_PROVIDED MATERIAL:_
******************************

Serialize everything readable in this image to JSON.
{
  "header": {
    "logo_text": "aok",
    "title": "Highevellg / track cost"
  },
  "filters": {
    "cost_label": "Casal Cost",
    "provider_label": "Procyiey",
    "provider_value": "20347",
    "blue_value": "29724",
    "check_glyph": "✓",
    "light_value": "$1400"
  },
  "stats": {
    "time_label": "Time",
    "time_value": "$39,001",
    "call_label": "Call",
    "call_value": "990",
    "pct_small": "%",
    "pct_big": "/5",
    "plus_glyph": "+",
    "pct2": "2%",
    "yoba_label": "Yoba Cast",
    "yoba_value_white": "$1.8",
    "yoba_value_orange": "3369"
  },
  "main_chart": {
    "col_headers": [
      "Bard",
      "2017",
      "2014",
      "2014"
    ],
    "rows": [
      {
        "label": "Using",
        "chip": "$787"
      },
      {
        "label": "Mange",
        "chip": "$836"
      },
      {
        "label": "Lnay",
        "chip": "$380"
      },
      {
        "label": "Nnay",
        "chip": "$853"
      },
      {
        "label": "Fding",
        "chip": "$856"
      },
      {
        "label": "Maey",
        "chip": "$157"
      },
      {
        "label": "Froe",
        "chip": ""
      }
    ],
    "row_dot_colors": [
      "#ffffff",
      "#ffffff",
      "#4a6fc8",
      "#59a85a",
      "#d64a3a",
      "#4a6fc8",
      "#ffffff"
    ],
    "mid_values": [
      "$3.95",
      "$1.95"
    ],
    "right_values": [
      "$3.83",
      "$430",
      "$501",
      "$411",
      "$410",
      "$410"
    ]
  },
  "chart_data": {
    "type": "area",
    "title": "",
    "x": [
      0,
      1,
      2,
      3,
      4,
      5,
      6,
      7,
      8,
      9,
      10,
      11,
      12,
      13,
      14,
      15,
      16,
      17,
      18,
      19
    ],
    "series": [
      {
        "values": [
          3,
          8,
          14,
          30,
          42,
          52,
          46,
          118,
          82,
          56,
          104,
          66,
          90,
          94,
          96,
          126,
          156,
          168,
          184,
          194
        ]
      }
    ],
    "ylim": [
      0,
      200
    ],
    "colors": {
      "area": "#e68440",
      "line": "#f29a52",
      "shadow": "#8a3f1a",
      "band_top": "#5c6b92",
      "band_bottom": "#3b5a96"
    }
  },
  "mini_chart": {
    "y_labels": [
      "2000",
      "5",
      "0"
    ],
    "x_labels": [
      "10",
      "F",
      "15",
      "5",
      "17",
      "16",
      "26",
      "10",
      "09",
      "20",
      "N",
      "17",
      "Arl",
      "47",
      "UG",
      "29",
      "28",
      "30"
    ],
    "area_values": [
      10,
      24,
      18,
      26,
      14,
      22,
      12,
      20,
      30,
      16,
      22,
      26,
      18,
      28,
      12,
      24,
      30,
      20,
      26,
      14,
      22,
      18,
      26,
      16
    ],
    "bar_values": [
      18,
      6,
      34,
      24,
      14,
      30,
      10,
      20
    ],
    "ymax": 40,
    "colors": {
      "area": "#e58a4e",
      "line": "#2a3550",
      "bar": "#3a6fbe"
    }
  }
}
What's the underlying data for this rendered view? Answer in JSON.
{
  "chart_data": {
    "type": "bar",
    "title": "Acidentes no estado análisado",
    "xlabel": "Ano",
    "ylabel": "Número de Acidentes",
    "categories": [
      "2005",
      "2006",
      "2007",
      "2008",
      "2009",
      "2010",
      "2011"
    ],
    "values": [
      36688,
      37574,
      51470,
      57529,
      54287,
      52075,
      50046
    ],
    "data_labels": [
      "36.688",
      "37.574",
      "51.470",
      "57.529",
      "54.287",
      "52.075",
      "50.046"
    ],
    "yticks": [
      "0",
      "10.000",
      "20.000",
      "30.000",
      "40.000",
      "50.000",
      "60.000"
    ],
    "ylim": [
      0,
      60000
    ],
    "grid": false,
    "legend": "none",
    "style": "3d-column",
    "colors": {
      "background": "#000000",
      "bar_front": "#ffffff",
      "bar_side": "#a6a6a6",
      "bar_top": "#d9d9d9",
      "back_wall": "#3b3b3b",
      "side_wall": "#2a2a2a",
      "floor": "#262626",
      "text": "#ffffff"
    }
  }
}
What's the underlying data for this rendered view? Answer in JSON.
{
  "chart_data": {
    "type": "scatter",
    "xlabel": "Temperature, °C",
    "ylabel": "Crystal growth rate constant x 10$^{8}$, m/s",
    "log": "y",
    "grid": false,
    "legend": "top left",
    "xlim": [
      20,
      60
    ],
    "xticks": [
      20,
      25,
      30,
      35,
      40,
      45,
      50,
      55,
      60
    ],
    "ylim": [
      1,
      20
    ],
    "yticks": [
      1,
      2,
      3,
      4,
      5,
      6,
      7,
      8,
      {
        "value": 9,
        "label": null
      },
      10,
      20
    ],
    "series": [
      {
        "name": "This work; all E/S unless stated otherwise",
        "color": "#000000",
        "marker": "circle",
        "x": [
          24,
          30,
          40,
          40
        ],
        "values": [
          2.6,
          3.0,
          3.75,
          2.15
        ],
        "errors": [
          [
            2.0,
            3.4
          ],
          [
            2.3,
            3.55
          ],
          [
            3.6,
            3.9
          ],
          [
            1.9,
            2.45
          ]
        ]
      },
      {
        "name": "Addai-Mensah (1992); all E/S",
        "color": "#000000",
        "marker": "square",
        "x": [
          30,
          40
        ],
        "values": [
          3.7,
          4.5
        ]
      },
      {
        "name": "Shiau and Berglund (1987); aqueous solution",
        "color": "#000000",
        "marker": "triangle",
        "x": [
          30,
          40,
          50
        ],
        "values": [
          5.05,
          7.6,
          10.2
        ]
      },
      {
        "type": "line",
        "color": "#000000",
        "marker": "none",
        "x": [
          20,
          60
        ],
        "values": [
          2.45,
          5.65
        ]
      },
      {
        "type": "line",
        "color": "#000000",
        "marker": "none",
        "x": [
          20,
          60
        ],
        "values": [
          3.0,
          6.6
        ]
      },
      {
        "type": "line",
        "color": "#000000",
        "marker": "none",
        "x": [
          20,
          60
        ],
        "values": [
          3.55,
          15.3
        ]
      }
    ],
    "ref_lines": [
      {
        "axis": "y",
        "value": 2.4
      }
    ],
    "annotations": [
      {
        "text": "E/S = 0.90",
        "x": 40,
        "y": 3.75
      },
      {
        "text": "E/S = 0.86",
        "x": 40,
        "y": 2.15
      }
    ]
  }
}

******************************

_DO THIS:_ Make an exact copy of the listing, including every line.

_RESULT OF THE EXERCISE:_
Serialize everything readable in this image to JSON.
{
  "header": {
    "logo_text": "aok",
    "title": "Highevellg / track cost"
  },
  "filters": {
    "cost_label": "Casal Cost",
    "provider_label": "Procyiey",
    "provider_value": "20347",
    "blue_value": "29724",
    "check_glyph": "✓",
    "light_value": "$1400"
  },
  "stats": {
    "time_label": "Time",
    "time_value": "$39,001",
    "call_label": "Call",
    "call_value": "990",
    "pct_small": "%",
    "pct_big": "/5",
    "plus_glyph": "+",
    "pct2": "2%",
    "yoba_label": "Yoba Cast",
    "yoba_value_white": "$1.8",
    "yoba_value_orange": "3369"
  },
  "main_chart": {
    "col_headers": [
      "Bard",
      "2017",
      "2014",
      "2014"
    ],
    "rows": [
      {
        "label": "Using",
        "chip": "$787"
      },
      {
        "label": "Mange",
        "chip": "$836"
      },
      {
        "label": "Lnay",
        "chip": "$380"
      },
      {
        "label": "Nnay",
        "chip": "$853"
      },
      {
        "label": "Fding",
        "chip": "$856"
      },
      {
        "label": "Maey",
        "chip": "$157"
      },
      {
        "label": "Froe",
        "chip": ""
      }
    ],
    "row_dot_colors": [
      "#ffffff",
      "#ffffff",
      "#4a6fc8",
      "#59a85a",
      "#d64a3a",
      "#4a6fc8",
      "#ffffff"
    ],
    "mid_values": [
      "$3.95",
      "$1.95"
    ],
    "right_values": [
      "$3.83",
      "$430",
      "$501",
      "$411",
      "$410",
      "$410"
    ]
  },
  "chart_data": {
    "type": "area",
    "title": "",
    "x": [
      0,
      1,
      2,
      3,
      4,
      5,
      6,
      7,
      8,
      9,
      10,
      11,
      12,
      13,
      14,
      15,
      16,
      17,
      18,
      19
    ],
    "series": [
      {
        "values": [
          3,
          8,
          14,
          30,
          42,
          52,
          46,
          118,
          82,
          56,
          104,
          66,
          90,
          94,
          96,
          126,
          156,
          168,
          184,
          194
        ]
      }
    ],
    "ylim": [
      0,
      200
    ],
    "colors": {
      "area": "#e68440",
      "line": "#f29a52",
      "shadow": "#8a3f1a",
      "band_top": "#5c6b92",
      "band_bottom": "#3b5a96"
    }
  },
  "mini_chart": {
    "y_labels": [
      "2000",
      "5",
      "0"
    ],
    "x_labels": [
      "10",
      "F",
      "15",
      "5",
      "17",
      "16",
      "26",
      "10",
      "09",
      "20",
      "N",
      "17",
      "Arl",
      "47",
      "UG",
      "29",
      "28",
      "30"
    ],
    "area_values": [
      10,
      24,
      18,
      26,
      14,
      22,
      12,
      20,
      30,
      16,
      22,
      26,
      18,
      28,
      12,
      24,
      30,
      20,
      26,
      14,
      22,
      18,
      26,
      16
    ],
    "bar_values": [
      18,
      6,
      34,
      24,
      14,
      30,
      10,
      20
    ],
    "ymax": 40,
    "colors": {
      "area": "#e58a4e",
      "line": "#2a3550",
      "bar": "#3a6fbe"
    }
  }
}
What's the underlying data for this rendered view? Answer in JSON.
{
  "chart_data": {
    "type": "bar",
    "title": "Acidentes no estado análisado",
    "xlabel": "Ano",
    "ylabel": "Número de Acidentes",
    "categories": [
      "2005",
      "2006",
      "2007",
      "2008",
      "2009",
      "2010",
      "2011"
    ],
    "values": [
      36688,
      37574,
      51470,
      57529,
      54287,
      52075,
      50046
    ],
    "data_labels": [
      "36.688",
      "37.574",
      "51.470",
      "57.529",
      "54.287",
      "52.075",
      "50.046"
    ],
    "yticks": [
      "0",
      "10.000",
      "20.000",
      "30.000",
      "40.000",
      "50.000",
      "60.000"
    ],
    "ylim": [
      0,
      60000
    ],
    "grid": false,
    "legend": "none",
    "style": "3d-column",
    "colors": {
      "background": "#000000",
      "bar_front": "#ffffff",
      "bar_side": "#a6a6a6",
      "bar_top": "#d9d9d9",
      "back_wall": "#3b3b3b",
      "side_wall": "#2a2a2a",
      "floor": "#262626",
      "text": "#ffffff"
    }
  }
}
What's the underlying data for this rendered view? Answer in JSON.
{
  "chart_data": {
    "type": "scatter",
    "xlabel": "Temperature, °C",
    "ylabel": "Crystal growth rate constant x 10$^{8}$, m/s",
    "log": "y",
    "grid": false,
    "legend": "top left",
    "xlim": [
      20,
      60
    ],
    "xticks": [
      20,
      25,
      30,
      35,
      40,
      45,
      50,
      55,
      60
    ],
    "ylim": [
      1,
      20
    ],
    "yticks": [
      1,
      2,
      3,
      4,
      5,
      6,
      7,
      8,
      {
        "value": 9,
        "label": null
      },
      10,
      20
    ],
    "series": [
      {
        "name": "This work; all E/S unless stated otherwise",
        "color": "#000000",
        "marker": "circle",
        "x": [
          24,
          30,
          40,
          40
        ],
        "values": [
          2.6,
          3.0,
          3.75,
          2.15
        ],
        "errors": [
          [
            2.0,
            3.4
          ],
          [
            2.3,
            3.55
          ],
          [
            3.6,
            3.9
          ],
          [
            1.9,
            2.45
          ]
        ]
      },
      {
        "name": "Addai-Mensah (1992); all E/S",
        "color": "#000000",
        "marker": "square",
        "x": [
          30,
          40
        ],
        "values": [
          3.7,
          4.5
        ]
      },
      {
        "name": "Shiau and Berglund (1987); aqueous solution",
        "color": "#000000",
        "marker": "triangle",
        "x": [
          30,
          40,
          50
        ],
        "values": [
          5.05,
          7.6,
          10.2
        ]
      },
      {
        "type": "line",
        "color": "#000000",
        "marker": "none",
        "x": [
          20,
          60
        ],
        "values": [
          2.45,
          5.65
        ]
      },
      {
        "type": "line",
        "color": "#000000",
        "marker": "none",
        "x": [
          20,
          60
        ],
        "values": [
          3.0,
          6.6
        ]
      },
      {
        "type": "line",
        "color": "#000000",
        "marker": "none",
        "x": [
          20,
          60
        ],
        "values": [
          3.55,
          15.3
        ]
      }
    ],
    "ref_lines": [
      {
        "axis": "y",
        "value": 2.4
      }
    ],
    "annotations": [
      {
        "text": "E/S = 0.90",
        "x": 40,
        "y": 3.75
      },
      {
        "text": "E/S = 0.86",
        "x": 40,
        "y": 2.15
      }
    ]
  }
}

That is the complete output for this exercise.